* **PROVIDED PASSAGE**
○ ○ ○ ○

As the meraglim traveled through the Land of Israel, wherever they went, they saw the inhabitants burying their dead. Death and dying were all around. So they carried back with them a discouraging report of “a land that devours its inhabitants.”
Although at first glance, their account seemed honest and accurate, Rashi reveals to us that they weren’t just transmitting facts — they were editorializing.
True enough, the place looked like one big levayah; but not because the Land was malevolent or inhospitable. Rather, because Hashem arranged events for their benefit, to distract the attention of the inhabitants so that they wouldn’t notice the meraglim and capture them.
Theirs was a sin of interpretation, of wrong perspective.
Why didn’t they understand that, if Hashem had promised them the Land of Israel, no matter the obstacles, real or apparent, they would have their inheritance and it would be good?

○ ○ ○ ○

* **GIVEN INFORMATION**
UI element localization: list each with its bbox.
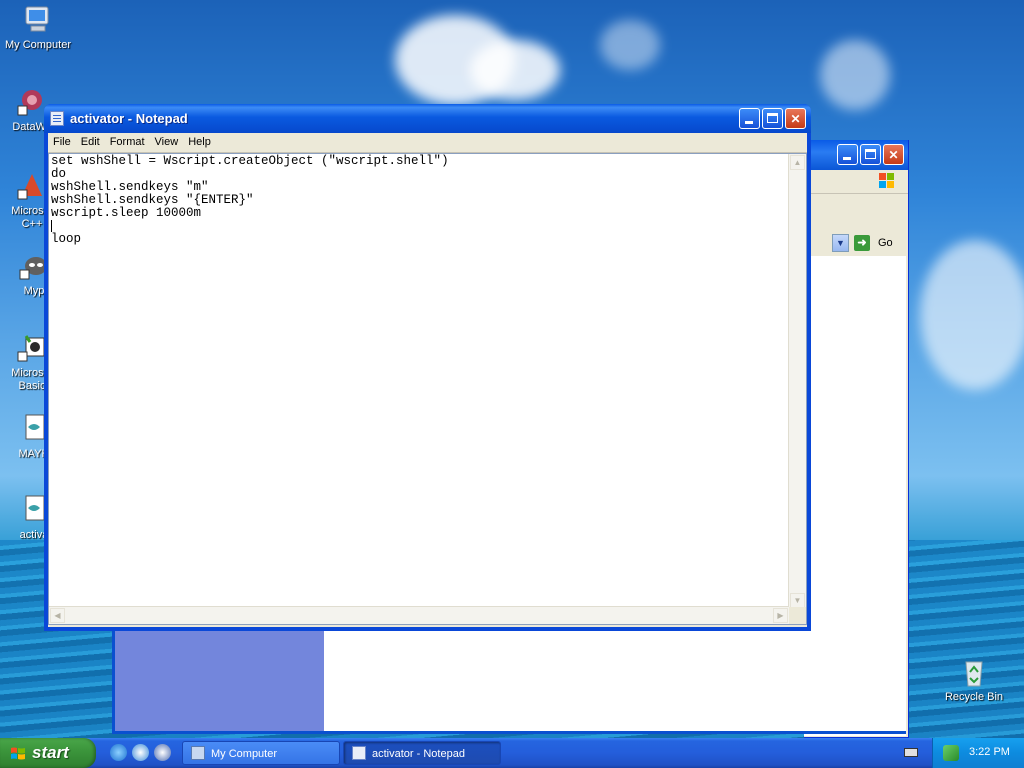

○ ○ ○ ○

* **THE PROBLEM**
Resume the passage about the meraglim and their report on the Land of Israel, picking up right after its last sentence.

* **RESPONSE TO THE TASK**
The Zohar explains that the meraglim didn’t want to go into the Land because they feared that once there, they would lose their positions as leaders. The Malbim explains that they understood that in the wilderness, Hashem sustained them through miracles — the mann, the Pillar of Cloud and Pillar of Fire, the Clouds of Glory. But in Eretz Yisrael, life would go according to teva; miracles there would be, but not the kind of open miracles to which they had grown accustomed; in the Land of Israel the miracles would be hidden. That would require a new kind of leadership and a new set of leaders. So they saw things as they wanted to see them, interpreting the facts according to their own deep, hidden desires.
To be sure, the problem of perspective did not begin with the meraglim. At the beginning of Parashas Behaalos’cha (Bamidbar 11:1), the people complained that for three whole days they had traveled without rest, wearing out their feet in the wilderness. But there, too, Hashem intended it for their benefit; not to exhaust them, but to enable them to enter the Land as soon as possible. In fact, sooner than possible, He carried them forward “on eagle’s wings.”
With the wrong perspective, it is possible not only to see a half-filled glass as half empty; but to view a glass that is actually full as empty.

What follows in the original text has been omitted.